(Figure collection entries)
· · ·

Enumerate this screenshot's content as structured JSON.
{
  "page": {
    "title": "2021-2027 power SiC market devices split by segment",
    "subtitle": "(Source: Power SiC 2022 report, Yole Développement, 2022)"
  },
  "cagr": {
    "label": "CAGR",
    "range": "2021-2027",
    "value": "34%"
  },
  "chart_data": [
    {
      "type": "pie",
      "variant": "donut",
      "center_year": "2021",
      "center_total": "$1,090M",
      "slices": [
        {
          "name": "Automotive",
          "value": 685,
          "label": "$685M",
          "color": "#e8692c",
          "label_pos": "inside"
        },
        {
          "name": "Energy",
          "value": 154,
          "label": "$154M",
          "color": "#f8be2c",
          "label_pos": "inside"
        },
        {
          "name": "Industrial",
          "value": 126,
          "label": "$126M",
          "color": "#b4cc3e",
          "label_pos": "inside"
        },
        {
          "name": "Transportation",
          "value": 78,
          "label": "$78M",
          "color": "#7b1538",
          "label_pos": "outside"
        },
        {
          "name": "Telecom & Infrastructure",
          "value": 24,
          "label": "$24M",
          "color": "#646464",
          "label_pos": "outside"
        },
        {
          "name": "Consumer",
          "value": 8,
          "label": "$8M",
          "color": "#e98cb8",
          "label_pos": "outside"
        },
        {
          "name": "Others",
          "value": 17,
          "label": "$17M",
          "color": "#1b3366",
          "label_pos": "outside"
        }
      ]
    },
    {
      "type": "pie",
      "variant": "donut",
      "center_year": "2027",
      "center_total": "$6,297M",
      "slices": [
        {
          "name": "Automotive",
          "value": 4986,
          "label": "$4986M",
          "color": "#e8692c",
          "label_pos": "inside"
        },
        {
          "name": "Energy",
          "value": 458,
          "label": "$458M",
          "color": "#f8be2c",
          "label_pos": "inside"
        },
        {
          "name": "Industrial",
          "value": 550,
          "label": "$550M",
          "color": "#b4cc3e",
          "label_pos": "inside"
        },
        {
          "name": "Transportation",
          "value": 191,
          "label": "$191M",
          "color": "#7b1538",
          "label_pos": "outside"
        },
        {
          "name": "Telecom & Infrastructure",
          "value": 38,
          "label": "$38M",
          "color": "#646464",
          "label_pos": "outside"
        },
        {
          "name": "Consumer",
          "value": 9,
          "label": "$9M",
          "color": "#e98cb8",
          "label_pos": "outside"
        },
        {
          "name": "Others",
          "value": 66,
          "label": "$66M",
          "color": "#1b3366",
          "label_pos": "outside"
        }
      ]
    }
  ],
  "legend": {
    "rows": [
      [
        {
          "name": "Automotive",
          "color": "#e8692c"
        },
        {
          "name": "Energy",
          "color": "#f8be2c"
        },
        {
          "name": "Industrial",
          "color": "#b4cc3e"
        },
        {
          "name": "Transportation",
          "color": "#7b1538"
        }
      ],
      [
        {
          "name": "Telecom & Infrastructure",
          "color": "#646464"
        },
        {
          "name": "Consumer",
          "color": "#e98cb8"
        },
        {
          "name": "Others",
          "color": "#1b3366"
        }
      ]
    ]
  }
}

· · ·

▶ Job: Every line of the data above should be copied exactly.

▶ Solution to the problem:
Enumerate this screenshot's content as structured JSON.
{
  "page": {
    "title": "2021-2027 power SiC market devices split by segment",
    "subtitle": "(Source: Power SiC 2022 report, Yole Développement, 2022)"
  },
  "cagr": {
    "label": "CAGR",
    "range": "2021-2027",
    "value": "34%"
  },
  "chart_data": [
    {
      "type": "pie",
      "variant": "donut",
      "center_year": "2021",
      "center_total": "$1,090M",
      "slices": [
        {
          "name": "Automotive",
          "value": 685,
          "label": "$685M",
          "color": "#e8692c",
          "label_pos": "inside"
        },
        {
          "name": "Energy",
          "value": 154,
          "label": "$154M",
          "color": "#f8be2c",
          "label_pos": "inside"
        },
        {
          "name": "Industrial",
          "value": 126,
          "label": "$126M",
          "color": "#b4cc3e",
          "label_pos": "inside"
        },
        {
          "name": "Transportation",
          "value": 78,
          "label": "$78M",
          "color": "#7b1538",
          "label_pos": "outside"
        },
        {
          "name": "Telecom & Infrastructure",
          "value": 24,
          "label": "$24M",
          "color": "#646464",
          "label_pos": "outside"
        },
        {
          "name": "Consumer",
          "value": 8,
          "label": "$8M",
          "color": "#e98cb8",
          "label_pos": "outside"
        },
        {
          "name": "Others",
          "value": 17,
          "label": "$17M",
          "color": "#1b3366",
          "label_pos": "outside"
        }
      ]
    },
    {
      "type": "pie",
      "variant": "donut",
      "center_year": "2027",
      "center_total": "$6,297M",
      "slices": [
        {
          "name": "Automotive",
          "value": 4986,
          "label": "$4986M",
          "color": "#e8692c",
          "label_pos": "inside"
        },
        {
          "name": "Energy",
          "value": 458,
          "label": "$458M",
          "color": "#f8be2c",
          "label_pos": "inside"
        },
        {
          "name": "Industrial",
          "value": 550,
          "label": "$550M",
          "color": "#b4cc3e",
          "label_pos": "inside"
        },
        {
          "name": "Transportation",
          "value": 191,
          "label": "$191M",
          "color": "#7b1538",
          "label_pos": "outside"
        },
        {
          "name": "Telecom & Infrastructure",
          "value": 38,
          "label": "$38M",
          "color": "#646464",
          "label_pos": "outside"
        },
        {
          "name": "Consumer",
          "value": 9,
          "label": "$9M",
          "color": "#e98cb8",
          "label_pos": "outside"
        },
        {
          "name": "Others",
          "value": 66,
          "label": "$66M",
          "color": "#1b3366",
          "label_pos": "outside"
        }
      ]
    }
  ],
  "legend": {
    "rows": [
      [
        {
          "name": "Automotive",
          "color": "#e8692c"
        },
        {
          "name": "Energy",
          "color": "#f8be2c"
        },
        {
          "name": "Industrial",
          "color": "#b4cc3e"
        },
        {
          "name": "Transportation",
          "color": "#7b1538"
        }
      ],
      [
        {
          "name": "Telecom & Infrastructure",
          "color": "#646464"
        },
        {
          "name": "Consumer",
          "color": "#e98cb8"
        },
        {
          "name": "Others",
          "color": "#1b3366"
        }
      ]
    ]
  }
}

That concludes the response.